▶ RECORDS SHOWN

-*-

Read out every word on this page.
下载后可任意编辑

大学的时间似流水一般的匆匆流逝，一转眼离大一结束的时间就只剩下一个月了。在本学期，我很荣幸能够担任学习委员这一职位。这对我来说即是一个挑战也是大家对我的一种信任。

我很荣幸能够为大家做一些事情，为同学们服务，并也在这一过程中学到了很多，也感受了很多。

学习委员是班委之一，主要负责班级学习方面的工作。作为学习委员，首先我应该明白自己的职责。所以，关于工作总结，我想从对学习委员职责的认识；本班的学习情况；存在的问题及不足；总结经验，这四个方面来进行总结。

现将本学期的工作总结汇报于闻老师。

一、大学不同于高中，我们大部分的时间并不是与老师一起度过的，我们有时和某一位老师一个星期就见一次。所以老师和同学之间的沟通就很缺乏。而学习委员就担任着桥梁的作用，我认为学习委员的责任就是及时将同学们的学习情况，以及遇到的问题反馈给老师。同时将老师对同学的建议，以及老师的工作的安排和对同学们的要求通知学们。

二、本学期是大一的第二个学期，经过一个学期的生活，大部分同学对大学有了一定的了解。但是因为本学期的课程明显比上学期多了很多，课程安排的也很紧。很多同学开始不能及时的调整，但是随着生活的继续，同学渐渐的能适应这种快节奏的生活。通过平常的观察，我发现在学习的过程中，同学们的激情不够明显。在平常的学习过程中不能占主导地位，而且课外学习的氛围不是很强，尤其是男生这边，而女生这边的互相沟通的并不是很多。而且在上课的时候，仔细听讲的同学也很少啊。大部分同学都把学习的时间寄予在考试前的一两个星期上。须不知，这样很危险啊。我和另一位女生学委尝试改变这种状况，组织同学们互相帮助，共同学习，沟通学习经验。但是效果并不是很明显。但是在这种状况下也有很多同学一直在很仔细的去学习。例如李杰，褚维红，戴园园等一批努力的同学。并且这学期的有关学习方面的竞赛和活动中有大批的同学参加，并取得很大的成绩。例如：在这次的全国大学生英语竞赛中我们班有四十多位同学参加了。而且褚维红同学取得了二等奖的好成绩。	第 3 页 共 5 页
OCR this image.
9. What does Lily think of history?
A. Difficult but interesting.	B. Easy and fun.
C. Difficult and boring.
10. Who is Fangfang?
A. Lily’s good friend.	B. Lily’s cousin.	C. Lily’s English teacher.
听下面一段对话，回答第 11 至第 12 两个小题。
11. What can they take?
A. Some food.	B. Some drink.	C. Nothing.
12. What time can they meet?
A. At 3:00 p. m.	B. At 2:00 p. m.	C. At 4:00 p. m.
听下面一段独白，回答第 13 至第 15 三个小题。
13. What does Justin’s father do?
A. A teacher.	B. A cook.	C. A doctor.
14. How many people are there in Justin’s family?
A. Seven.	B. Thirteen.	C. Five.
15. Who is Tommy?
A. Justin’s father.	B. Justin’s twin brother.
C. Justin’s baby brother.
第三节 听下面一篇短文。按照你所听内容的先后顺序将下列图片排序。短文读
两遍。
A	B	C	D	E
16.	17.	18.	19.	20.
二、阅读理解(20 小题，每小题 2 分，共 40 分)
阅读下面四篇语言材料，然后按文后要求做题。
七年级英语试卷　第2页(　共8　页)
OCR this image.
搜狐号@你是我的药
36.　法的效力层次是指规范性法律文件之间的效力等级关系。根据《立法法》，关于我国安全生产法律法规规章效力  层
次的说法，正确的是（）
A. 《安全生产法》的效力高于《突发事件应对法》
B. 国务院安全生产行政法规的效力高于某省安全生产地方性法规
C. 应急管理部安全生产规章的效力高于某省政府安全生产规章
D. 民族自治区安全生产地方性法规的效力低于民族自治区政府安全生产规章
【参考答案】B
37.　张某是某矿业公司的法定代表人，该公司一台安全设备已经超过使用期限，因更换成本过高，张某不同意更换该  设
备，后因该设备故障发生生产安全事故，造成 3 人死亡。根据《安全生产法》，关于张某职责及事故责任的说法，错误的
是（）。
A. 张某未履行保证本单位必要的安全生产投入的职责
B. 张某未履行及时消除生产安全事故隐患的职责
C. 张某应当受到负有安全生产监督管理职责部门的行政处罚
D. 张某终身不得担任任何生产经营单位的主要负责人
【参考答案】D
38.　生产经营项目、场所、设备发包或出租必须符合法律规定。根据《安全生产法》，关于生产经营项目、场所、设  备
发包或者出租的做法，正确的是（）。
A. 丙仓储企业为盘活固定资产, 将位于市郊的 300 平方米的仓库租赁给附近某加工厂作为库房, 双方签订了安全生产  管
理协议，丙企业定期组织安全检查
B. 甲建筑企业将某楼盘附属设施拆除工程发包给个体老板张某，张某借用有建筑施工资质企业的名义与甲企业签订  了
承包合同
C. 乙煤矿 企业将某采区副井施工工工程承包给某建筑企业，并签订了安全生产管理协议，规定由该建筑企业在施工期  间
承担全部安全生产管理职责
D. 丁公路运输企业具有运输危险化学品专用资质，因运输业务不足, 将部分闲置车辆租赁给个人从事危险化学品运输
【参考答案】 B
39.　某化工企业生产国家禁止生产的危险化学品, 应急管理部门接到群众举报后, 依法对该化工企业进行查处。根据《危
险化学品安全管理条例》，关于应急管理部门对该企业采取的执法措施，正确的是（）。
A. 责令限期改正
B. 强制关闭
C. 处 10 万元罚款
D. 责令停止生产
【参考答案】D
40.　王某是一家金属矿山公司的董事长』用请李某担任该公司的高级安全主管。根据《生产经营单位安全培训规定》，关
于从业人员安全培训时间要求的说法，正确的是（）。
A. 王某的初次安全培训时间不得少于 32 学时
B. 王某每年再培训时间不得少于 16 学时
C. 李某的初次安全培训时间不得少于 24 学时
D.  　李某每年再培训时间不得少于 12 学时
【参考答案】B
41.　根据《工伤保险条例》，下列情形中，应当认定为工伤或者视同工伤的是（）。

-*-

▶ WORK REQUIRED
Work out how many lines of the material above contain the word "正确的是", then give only that figure.

▶ WORKED ANSWER
4